◆ Supplied records:
=-=-=-=-=

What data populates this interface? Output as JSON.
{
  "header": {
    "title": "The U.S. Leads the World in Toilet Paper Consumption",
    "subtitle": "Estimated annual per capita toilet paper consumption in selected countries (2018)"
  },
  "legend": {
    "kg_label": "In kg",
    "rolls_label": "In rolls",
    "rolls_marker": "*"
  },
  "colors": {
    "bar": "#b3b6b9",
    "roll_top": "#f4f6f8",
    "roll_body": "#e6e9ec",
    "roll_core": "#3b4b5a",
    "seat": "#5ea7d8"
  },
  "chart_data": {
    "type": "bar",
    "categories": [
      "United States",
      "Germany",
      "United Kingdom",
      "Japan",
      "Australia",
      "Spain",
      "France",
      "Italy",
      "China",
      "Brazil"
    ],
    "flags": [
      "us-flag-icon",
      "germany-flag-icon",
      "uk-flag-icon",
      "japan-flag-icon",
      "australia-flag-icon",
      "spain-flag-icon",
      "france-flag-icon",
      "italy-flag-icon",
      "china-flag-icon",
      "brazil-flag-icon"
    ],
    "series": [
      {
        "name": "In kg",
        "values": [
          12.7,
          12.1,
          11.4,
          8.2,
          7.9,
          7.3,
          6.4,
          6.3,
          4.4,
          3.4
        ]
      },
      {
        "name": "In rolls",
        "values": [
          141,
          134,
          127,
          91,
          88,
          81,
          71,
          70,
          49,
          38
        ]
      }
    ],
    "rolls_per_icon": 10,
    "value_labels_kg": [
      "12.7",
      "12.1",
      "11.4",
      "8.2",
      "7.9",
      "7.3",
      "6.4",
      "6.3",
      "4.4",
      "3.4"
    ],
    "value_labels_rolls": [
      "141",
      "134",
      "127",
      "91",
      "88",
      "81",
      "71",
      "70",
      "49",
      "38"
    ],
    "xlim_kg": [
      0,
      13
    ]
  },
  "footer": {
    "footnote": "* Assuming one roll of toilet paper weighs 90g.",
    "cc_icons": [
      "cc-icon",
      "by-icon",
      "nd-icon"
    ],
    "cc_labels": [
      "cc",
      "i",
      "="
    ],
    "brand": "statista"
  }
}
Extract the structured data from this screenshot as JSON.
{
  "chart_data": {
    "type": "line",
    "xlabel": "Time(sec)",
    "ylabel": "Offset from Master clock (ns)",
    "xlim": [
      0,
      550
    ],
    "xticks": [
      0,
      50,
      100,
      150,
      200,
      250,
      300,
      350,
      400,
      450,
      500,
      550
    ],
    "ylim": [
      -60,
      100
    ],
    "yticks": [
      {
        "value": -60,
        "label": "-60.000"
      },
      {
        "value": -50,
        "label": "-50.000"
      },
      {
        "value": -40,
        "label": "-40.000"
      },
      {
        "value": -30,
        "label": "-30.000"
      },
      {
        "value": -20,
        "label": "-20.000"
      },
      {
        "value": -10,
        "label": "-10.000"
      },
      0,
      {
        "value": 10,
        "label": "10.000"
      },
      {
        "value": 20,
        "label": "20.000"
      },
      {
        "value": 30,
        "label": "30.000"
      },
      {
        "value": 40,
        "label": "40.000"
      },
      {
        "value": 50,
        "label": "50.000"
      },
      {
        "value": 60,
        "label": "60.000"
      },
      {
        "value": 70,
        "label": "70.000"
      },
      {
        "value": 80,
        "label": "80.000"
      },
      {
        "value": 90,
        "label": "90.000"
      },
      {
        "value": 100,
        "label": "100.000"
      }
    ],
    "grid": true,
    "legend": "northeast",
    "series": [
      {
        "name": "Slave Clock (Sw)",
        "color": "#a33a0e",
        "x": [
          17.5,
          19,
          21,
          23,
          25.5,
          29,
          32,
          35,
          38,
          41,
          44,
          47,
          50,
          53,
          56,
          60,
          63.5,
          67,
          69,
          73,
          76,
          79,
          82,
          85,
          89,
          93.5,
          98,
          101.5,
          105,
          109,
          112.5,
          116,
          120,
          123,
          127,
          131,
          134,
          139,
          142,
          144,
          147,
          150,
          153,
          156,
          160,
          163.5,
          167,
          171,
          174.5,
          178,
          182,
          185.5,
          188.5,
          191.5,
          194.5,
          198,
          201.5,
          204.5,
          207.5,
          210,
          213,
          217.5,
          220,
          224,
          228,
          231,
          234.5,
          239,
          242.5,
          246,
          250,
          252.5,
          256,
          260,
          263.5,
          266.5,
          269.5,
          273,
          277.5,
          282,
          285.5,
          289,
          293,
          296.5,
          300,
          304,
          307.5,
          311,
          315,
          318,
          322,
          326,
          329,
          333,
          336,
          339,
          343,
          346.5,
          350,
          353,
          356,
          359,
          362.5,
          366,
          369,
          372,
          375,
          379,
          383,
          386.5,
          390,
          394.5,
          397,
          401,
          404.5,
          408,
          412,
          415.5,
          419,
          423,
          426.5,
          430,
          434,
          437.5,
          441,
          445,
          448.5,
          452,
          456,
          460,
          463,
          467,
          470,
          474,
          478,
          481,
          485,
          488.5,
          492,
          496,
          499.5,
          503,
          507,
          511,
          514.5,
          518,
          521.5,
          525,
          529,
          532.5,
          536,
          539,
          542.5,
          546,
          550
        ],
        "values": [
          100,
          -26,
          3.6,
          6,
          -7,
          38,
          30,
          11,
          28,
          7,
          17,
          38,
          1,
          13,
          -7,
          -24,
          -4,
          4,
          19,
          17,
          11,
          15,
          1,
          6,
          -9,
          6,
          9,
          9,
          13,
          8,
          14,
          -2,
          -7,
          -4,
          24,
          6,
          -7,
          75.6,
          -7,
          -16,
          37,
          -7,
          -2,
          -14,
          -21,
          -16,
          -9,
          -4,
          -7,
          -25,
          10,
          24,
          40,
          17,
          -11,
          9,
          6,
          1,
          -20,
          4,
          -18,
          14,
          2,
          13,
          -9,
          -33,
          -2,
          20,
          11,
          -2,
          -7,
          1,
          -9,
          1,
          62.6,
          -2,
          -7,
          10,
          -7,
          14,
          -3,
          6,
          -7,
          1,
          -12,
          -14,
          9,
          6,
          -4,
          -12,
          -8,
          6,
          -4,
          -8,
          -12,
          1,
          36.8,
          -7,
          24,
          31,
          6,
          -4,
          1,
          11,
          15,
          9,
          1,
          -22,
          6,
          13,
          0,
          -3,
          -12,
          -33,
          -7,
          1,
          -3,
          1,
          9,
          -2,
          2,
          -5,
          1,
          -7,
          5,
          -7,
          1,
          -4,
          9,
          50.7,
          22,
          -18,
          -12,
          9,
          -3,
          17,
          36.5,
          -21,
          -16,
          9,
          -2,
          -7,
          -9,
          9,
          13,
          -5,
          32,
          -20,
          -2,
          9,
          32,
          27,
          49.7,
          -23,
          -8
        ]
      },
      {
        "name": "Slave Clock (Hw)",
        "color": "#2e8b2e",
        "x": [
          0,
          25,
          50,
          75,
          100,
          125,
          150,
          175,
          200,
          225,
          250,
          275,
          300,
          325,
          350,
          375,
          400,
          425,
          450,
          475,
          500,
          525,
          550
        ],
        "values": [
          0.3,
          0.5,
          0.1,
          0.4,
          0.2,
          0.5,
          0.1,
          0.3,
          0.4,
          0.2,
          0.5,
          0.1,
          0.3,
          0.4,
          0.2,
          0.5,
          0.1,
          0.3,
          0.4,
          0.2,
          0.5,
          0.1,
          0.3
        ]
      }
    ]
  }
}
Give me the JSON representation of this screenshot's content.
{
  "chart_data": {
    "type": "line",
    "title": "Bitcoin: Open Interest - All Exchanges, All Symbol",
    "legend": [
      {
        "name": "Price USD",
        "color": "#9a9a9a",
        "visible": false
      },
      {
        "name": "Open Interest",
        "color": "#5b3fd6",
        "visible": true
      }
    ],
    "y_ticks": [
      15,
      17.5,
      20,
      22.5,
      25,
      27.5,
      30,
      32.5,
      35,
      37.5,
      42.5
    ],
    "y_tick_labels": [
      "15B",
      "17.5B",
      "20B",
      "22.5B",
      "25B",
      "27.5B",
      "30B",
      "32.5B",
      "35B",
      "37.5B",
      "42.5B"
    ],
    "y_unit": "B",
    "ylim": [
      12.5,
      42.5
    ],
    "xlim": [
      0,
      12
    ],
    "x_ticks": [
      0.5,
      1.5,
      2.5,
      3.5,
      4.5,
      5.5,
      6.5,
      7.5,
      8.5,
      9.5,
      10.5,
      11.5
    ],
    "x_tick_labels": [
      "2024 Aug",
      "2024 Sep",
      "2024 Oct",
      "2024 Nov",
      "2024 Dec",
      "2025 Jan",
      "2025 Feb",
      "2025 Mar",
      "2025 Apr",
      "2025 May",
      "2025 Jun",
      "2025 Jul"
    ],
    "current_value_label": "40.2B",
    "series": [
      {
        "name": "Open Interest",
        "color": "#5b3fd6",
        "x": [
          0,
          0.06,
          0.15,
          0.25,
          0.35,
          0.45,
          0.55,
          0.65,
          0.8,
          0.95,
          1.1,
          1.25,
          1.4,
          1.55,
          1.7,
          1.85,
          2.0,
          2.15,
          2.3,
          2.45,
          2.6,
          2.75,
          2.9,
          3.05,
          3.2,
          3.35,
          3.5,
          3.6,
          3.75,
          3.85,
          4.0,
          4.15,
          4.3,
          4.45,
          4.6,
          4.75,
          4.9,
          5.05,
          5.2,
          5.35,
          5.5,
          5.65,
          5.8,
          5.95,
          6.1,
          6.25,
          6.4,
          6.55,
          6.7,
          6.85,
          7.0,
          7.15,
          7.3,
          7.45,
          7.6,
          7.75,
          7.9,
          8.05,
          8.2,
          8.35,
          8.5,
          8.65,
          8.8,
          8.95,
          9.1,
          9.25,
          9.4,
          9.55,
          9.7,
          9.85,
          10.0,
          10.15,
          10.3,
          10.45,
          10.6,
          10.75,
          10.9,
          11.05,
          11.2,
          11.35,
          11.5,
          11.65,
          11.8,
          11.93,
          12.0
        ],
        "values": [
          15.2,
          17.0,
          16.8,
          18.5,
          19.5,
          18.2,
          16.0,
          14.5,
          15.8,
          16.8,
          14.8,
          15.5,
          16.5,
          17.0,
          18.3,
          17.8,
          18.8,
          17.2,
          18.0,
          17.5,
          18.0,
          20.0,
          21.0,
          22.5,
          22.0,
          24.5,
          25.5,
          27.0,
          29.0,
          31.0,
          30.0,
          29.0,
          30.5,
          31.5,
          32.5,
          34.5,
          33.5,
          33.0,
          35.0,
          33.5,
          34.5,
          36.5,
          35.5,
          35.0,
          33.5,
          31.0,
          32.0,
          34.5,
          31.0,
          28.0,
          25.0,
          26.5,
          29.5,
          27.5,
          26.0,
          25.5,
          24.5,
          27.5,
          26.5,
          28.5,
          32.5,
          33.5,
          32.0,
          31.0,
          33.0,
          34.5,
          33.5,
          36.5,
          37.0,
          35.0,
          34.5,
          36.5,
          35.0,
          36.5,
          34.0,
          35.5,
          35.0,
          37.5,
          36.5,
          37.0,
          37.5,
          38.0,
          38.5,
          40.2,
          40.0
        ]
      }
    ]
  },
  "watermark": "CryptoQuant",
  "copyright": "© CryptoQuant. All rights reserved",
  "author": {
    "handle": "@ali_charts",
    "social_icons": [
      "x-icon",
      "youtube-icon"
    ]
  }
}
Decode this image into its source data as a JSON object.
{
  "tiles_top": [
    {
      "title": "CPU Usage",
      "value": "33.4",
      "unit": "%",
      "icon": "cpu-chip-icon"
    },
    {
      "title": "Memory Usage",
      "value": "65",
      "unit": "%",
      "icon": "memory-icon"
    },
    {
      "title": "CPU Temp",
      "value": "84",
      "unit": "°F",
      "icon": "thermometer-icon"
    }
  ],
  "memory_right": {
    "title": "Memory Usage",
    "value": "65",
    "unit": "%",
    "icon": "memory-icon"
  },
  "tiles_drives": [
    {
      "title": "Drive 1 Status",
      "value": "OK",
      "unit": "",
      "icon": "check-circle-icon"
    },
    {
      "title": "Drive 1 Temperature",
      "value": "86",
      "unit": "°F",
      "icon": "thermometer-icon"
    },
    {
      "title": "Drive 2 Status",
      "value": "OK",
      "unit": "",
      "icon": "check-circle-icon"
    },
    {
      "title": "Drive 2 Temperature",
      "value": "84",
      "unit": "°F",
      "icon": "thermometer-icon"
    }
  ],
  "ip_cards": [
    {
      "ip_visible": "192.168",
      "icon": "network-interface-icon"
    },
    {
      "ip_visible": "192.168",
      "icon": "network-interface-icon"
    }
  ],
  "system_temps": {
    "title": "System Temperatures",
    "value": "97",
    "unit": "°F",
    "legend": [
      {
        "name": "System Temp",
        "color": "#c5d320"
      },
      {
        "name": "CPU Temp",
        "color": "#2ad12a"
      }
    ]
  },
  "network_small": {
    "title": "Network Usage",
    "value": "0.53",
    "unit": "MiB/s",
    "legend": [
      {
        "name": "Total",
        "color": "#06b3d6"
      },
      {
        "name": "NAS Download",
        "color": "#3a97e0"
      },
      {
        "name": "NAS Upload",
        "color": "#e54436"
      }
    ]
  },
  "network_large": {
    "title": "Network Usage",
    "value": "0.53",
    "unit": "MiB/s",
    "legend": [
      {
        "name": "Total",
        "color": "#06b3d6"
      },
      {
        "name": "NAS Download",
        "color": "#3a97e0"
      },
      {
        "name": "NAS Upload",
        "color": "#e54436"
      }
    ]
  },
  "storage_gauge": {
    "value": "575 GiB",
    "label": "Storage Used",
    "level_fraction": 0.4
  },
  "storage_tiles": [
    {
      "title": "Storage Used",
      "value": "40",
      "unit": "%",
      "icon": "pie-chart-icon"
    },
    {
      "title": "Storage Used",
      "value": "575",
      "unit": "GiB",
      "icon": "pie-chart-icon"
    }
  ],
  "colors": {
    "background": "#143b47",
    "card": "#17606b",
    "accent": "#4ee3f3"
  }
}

=-=-=-=-=

◆ Given task:
Return from the data every line that holds "Usage".

◆ Result for this exercise:
      "title": "CPU Usage",
      "title": "Memory Usage",
    "title": "Memory Usage",
    "title": "Network Usage",
    "title": "Network Usage",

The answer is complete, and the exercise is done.